### TASK BRIEF
Using the records that follow, copy every line containing the word "TREASURY".

-- START RECORD EXTRACTS --

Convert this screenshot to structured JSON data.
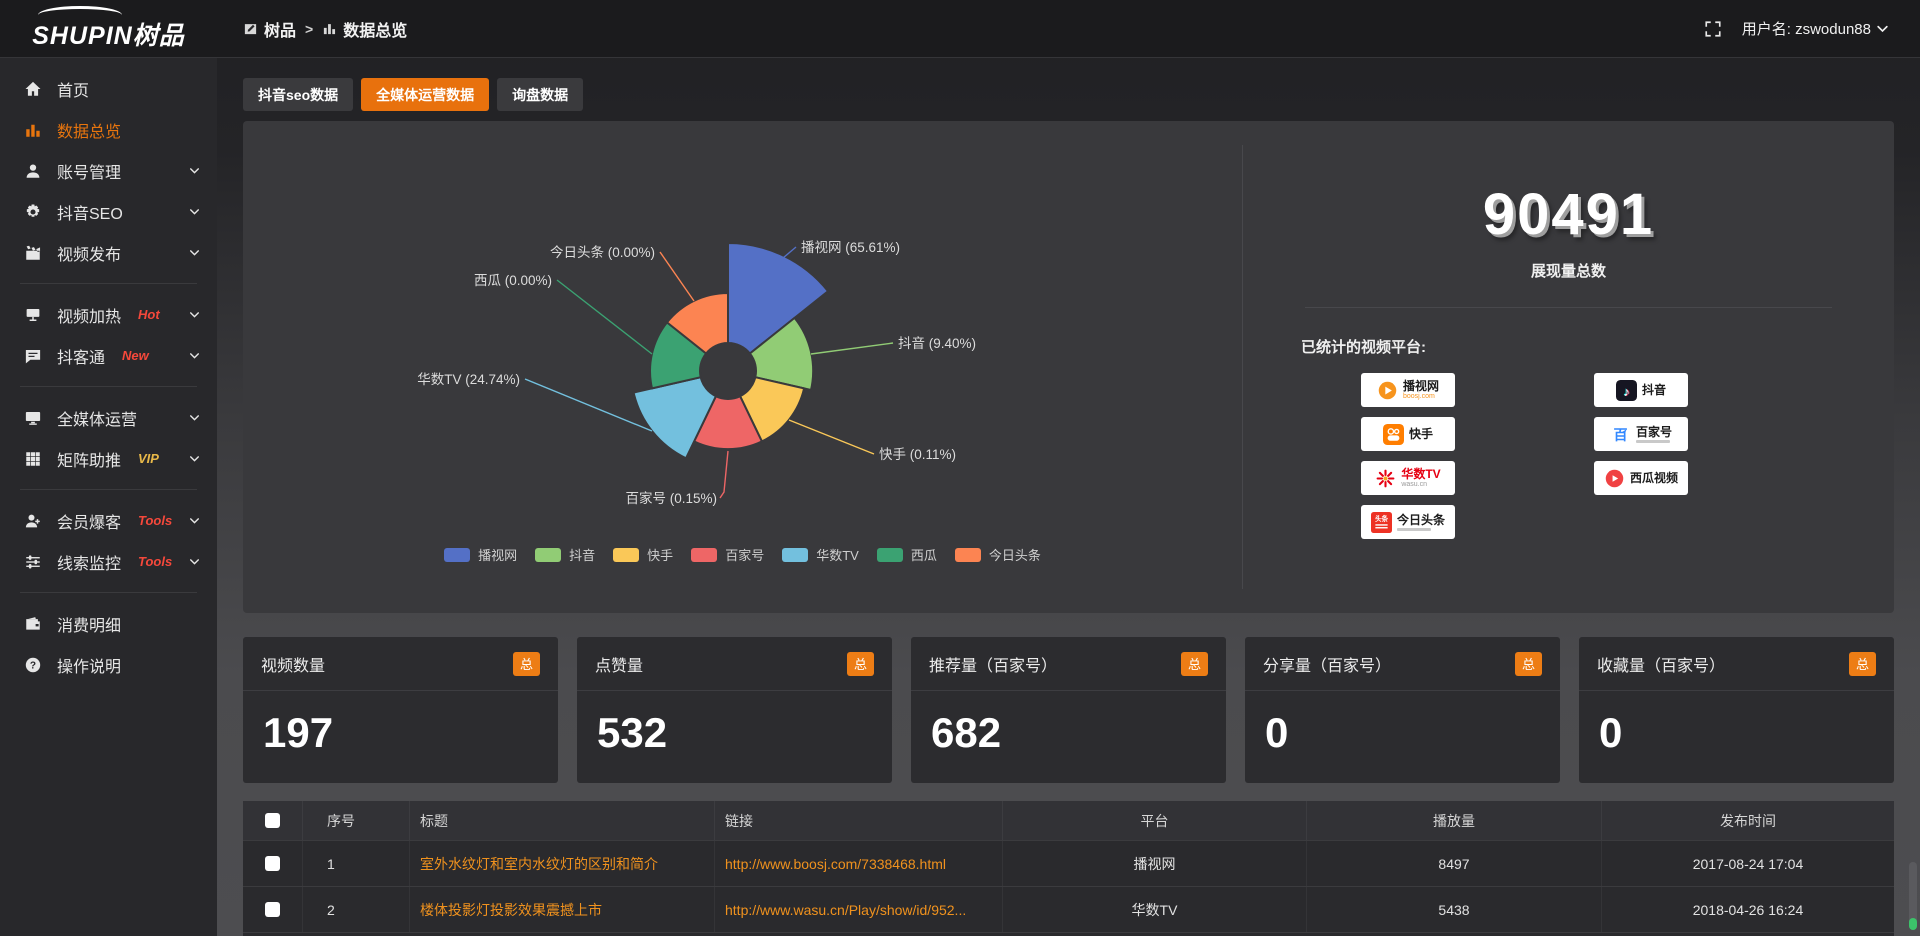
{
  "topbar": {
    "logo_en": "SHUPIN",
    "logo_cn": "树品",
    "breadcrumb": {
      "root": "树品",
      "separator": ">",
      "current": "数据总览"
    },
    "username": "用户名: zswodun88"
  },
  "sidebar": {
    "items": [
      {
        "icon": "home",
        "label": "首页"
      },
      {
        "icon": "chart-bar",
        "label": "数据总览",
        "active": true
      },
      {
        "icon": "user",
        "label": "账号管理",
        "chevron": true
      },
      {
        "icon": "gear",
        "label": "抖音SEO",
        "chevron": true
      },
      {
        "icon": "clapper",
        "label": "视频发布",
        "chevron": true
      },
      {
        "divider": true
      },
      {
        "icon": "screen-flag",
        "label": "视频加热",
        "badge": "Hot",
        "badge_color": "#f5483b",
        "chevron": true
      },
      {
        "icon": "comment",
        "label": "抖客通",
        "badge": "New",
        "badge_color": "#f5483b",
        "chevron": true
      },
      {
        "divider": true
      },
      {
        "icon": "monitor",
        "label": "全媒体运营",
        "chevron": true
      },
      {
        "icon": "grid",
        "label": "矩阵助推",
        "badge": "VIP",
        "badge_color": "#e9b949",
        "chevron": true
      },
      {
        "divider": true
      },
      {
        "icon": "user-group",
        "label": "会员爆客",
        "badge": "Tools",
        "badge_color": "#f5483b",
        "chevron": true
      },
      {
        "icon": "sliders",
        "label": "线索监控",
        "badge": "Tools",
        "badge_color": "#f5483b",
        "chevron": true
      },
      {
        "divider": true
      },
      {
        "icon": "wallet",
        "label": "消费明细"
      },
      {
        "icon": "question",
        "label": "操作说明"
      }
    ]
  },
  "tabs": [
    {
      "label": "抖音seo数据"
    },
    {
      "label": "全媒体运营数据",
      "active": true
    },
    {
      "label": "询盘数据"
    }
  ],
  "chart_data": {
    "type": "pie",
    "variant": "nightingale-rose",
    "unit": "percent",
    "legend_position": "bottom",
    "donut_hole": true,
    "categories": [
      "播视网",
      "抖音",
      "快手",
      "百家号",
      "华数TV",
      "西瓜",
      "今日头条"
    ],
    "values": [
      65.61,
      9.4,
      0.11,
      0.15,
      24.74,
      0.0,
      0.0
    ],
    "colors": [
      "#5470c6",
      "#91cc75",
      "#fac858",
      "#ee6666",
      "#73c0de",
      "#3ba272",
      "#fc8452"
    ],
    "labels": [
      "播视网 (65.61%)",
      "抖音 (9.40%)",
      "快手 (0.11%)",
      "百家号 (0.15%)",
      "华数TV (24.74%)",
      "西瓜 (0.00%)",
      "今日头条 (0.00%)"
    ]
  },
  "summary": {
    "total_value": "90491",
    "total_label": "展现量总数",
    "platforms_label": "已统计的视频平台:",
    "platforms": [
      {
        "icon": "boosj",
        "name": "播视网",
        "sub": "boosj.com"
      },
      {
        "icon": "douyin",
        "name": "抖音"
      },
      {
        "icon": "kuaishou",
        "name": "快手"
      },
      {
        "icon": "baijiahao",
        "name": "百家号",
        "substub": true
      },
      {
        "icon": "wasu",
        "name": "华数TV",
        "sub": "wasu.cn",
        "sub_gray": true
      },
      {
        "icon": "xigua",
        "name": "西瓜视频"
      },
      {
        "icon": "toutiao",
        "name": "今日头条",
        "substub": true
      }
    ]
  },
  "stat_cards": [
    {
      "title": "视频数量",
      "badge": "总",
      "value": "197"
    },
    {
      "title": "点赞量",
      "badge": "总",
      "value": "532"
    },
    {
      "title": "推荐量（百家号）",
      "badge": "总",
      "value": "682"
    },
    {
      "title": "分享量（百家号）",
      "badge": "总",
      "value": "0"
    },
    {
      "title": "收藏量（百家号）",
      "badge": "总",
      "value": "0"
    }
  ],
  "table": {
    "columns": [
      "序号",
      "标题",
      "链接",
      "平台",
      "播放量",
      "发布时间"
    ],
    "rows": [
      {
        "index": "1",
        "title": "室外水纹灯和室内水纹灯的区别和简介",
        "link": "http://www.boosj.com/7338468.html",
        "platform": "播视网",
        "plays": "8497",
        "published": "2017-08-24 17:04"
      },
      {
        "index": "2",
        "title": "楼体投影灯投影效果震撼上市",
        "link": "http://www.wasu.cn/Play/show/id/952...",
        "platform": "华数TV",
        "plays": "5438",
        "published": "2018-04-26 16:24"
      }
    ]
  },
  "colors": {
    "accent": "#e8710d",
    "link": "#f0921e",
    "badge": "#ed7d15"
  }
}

-- END RECORD EXTRACTS --
-- START RECORD EXTRACTS --

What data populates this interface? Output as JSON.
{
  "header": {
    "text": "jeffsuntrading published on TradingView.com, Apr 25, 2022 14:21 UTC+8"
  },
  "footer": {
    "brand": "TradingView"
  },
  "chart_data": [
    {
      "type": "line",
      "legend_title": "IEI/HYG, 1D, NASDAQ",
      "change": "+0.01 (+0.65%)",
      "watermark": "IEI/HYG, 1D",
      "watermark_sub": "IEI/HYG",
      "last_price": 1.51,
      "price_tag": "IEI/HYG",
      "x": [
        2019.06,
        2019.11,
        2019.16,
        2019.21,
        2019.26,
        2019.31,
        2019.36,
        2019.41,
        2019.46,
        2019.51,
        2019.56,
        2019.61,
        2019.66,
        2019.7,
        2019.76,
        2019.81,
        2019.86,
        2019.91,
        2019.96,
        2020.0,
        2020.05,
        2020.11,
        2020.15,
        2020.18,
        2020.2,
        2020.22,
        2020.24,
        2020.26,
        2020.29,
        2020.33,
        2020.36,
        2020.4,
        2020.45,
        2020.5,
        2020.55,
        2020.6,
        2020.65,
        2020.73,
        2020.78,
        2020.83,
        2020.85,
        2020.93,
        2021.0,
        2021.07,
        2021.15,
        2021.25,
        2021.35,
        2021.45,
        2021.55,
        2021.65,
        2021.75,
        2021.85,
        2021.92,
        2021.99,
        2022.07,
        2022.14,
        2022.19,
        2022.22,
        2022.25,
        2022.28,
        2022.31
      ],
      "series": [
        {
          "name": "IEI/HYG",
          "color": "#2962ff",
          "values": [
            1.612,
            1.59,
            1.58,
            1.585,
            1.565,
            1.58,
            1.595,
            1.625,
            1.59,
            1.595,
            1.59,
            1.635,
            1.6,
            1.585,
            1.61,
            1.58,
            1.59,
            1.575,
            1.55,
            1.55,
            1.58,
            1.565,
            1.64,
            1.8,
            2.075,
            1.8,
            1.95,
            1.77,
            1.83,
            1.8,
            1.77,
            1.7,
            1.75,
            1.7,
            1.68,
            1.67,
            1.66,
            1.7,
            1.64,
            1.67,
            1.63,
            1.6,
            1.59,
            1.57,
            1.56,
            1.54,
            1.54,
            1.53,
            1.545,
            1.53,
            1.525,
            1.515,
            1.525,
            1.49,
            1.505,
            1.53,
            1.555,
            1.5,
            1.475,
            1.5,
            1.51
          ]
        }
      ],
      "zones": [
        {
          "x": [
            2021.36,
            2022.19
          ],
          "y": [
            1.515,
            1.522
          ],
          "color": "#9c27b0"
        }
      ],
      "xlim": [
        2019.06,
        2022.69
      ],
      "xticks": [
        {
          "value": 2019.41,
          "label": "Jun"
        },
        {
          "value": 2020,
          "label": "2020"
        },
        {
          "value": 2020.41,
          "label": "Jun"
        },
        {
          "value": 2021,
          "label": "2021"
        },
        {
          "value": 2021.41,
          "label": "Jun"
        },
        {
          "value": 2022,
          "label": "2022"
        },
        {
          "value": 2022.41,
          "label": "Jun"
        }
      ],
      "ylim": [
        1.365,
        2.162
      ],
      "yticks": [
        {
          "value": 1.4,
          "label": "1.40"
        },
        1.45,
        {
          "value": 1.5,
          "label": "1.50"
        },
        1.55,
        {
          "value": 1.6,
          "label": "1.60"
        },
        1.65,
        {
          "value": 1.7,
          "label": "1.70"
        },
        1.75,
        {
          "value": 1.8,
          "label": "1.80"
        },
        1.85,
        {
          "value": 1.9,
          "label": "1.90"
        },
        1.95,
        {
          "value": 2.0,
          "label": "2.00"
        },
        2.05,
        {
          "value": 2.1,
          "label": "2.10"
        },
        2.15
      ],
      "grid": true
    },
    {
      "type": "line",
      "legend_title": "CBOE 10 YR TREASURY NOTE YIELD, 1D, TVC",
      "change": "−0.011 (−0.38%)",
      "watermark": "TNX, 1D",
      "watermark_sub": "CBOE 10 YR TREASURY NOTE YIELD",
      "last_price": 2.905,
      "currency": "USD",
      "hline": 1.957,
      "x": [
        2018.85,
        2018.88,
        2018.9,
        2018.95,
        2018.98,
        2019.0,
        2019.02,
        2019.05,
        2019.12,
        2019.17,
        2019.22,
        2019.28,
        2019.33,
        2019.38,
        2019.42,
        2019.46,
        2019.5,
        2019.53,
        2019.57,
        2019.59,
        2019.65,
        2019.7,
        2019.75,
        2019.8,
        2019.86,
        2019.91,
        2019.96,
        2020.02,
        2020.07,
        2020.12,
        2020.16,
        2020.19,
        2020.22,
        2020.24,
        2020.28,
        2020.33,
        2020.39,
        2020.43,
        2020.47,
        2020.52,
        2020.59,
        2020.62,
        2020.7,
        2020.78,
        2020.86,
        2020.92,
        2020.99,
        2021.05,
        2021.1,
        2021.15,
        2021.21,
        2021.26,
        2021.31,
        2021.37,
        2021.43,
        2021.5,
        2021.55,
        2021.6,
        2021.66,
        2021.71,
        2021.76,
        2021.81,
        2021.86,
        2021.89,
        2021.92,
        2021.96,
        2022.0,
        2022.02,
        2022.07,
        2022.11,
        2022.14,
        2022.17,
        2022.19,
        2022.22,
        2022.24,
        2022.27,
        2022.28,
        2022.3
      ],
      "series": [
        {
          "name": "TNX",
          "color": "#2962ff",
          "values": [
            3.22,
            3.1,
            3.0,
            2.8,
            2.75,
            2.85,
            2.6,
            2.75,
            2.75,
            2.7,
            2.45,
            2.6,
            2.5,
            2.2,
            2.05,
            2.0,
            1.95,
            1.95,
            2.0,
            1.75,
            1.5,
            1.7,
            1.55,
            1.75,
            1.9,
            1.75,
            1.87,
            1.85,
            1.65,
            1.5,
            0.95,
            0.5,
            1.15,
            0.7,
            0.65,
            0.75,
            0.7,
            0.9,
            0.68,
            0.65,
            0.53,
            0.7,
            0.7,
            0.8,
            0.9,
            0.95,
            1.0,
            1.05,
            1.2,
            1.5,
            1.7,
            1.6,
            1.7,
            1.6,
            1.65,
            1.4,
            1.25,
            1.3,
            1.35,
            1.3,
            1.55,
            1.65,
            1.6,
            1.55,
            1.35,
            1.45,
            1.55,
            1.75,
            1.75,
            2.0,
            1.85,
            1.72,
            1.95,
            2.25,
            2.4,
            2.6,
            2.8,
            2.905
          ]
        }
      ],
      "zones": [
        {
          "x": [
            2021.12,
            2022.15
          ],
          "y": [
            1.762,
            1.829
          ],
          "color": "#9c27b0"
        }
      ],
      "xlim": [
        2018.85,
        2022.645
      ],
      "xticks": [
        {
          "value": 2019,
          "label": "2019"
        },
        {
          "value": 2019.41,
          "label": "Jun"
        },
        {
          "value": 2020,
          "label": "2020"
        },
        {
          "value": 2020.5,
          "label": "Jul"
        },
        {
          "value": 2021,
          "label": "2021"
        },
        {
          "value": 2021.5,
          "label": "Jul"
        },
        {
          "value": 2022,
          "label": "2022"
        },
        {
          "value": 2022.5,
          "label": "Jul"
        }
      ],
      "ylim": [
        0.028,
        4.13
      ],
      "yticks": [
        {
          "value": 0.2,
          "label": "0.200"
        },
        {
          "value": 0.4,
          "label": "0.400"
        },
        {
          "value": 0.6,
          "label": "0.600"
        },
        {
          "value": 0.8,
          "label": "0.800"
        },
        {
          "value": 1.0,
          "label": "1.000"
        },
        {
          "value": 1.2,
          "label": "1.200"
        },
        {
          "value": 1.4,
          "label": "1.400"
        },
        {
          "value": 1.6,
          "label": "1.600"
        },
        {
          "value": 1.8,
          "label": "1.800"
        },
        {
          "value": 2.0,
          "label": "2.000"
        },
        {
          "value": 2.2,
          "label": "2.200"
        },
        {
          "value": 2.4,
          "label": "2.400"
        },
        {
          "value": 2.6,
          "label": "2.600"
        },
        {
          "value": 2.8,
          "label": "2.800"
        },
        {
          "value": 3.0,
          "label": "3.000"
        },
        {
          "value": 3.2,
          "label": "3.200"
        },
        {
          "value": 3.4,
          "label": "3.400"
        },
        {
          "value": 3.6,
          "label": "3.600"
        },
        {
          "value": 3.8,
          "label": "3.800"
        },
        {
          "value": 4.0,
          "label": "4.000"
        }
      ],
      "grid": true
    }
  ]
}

-- END RECORD EXTRACTS --

### ANSWER
      "legend_title": "CBOE 10 YR TREASURY NOTE YIELD, 1D, TVC",
      "watermark_sub": "CBOE 10 YR TREASURY NOTE YIELD",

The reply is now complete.